◆ Exercise objective ◆
Below is a block of records: output all of them exactly and leave out the pictures.

**** Records for this task

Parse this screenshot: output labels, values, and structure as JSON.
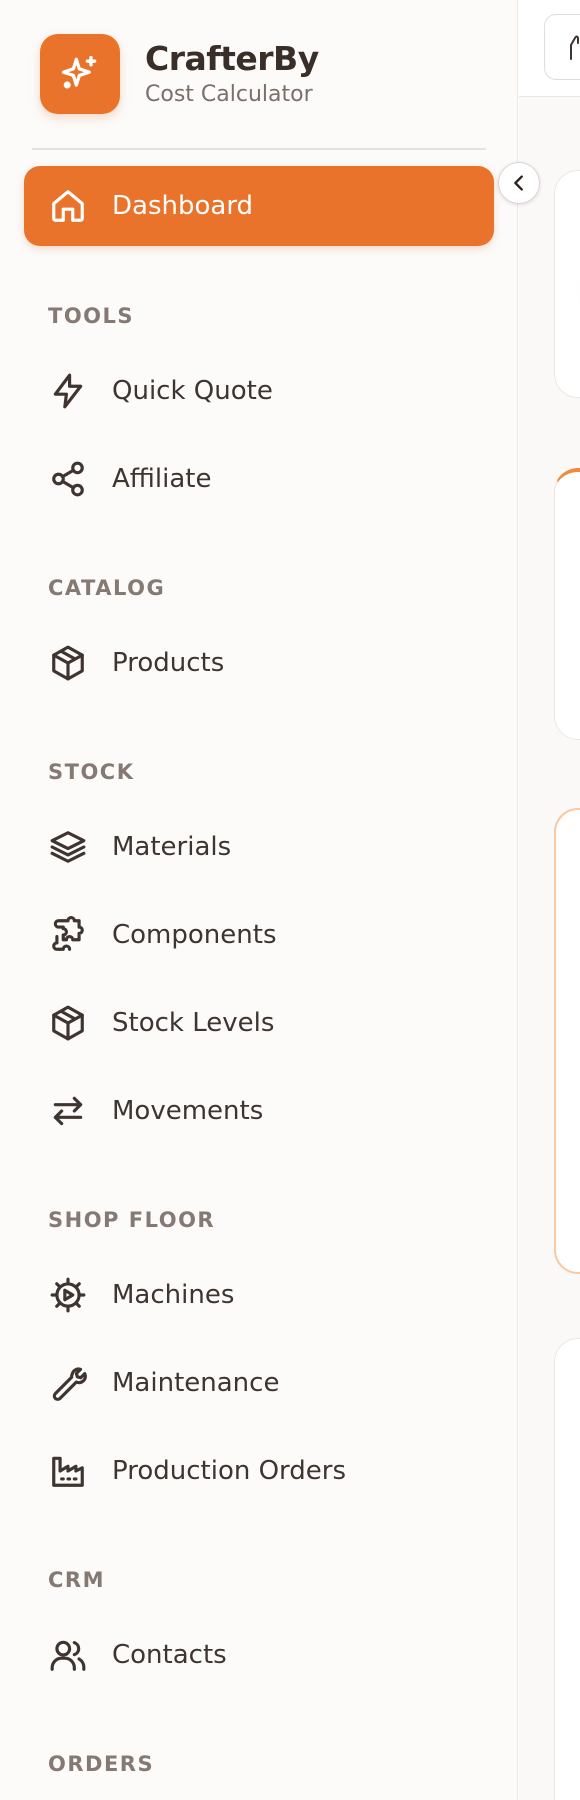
{
  "brand": {
    "name": "CrafterBy",
    "subtitle": "Cost Calculator",
    "icon": "sparkles-icon",
    "accent_color": "#e9732b"
  },
  "nav": {
    "active": {
      "label": "Dashboard",
      "icon": "home-icon"
    },
    "sections": [
      {
        "title": "TOOLS",
        "items": [
          {
            "label": "Quick Quote",
            "icon": "lightning-icon"
          },
          {
            "label": "Affiliate",
            "icon": "share-icon"
          }
        ]
      },
      {
        "title": "CATALOG",
        "items": [
          {
            "label": "Products",
            "icon": "box-icon"
          }
        ]
      },
      {
        "title": "STOCK",
        "items": [
          {
            "label": "Materials",
            "icon": "layers-icon"
          },
          {
            "label": "Components",
            "icon": "puzzle-icon"
          },
          {
            "label": "Stock Levels",
            "icon": "box-icon"
          },
          {
            "label": "Movements",
            "icon": "arrows-exchange-icon"
          }
        ]
      },
      {
        "title": "SHOP FLOOR",
        "items": [
          {
            "label": "Machines",
            "icon": "gear-play-icon"
          },
          {
            "label": "Maintenance",
            "icon": "wrench-icon"
          },
          {
            "label": "Production Orders",
            "icon": "factory-icon"
          }
        ]
      },
      {
        "title": "CRM",
        "items": [
          {
            "label": "Contacts",
            "icon": "users-icon"
          }
        ]
      },
      {
        "title": "ORDERS",
        "items": []
      }
    ]
  }
}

********

◆ Final answer ◆
Parse this screenshot: output labels, values, and structure as JSON.
{
  "brand": {
    "name": "CrafterBy",
    "subtitle": "Cost Calculator",
    "icon": "sparkles-icon",
    "accent_color": "#e9732b"
  },
  "nav": {
    "active": {
      "label": "Dashboard",
      "icon": "home-icon"
    },
    "sections": [
      {
        "title": "TOOLS",
        "items": [
          {
            "label": "Quick Quote",
            "icon": "lightning-icon"
          },
          {
            "label": "Affiliate",
            "icon": "share-icon"
          }
        ]
      },
      {
        "title": "CATALOG",
        "items": [
          {
            "label": "Products",
            "icon": "box-icon"
          }
        ]
      },
      {
        "title": "STOCK",
        "items": [
          {
            "label": "Materials",
            "icon": "layers-icon"
          },
          {
            "label": "Components",
            "icon": "puzzle-icon"
          },
          {
            "label": "Stock Levels",
            "icon": "box-icon"
          },
          {
            "label": "Movements",
            "icon": "arrows-exchange-icon"
          }
        ]
      },
      {
        "title": "SHOP FLOOR",
        "items": [
          {
            "label": "Machines",
            "icon": "gear-play-icon"
          },
          {
            "label": "Maintenance",
            "icon": "wrench-icon"
          },
          {
            "label": "Production Orders",
            "icon": "factory-icon"
          }
        ]
      },
      {
        "title": "CRM",
        "items": [
          {
            "label": "Contacts",
            "icon": "users-icon"
          }
        ]
      },
      {
        "title": "ORDERS",
        "items": []
      }
    ]
  }
}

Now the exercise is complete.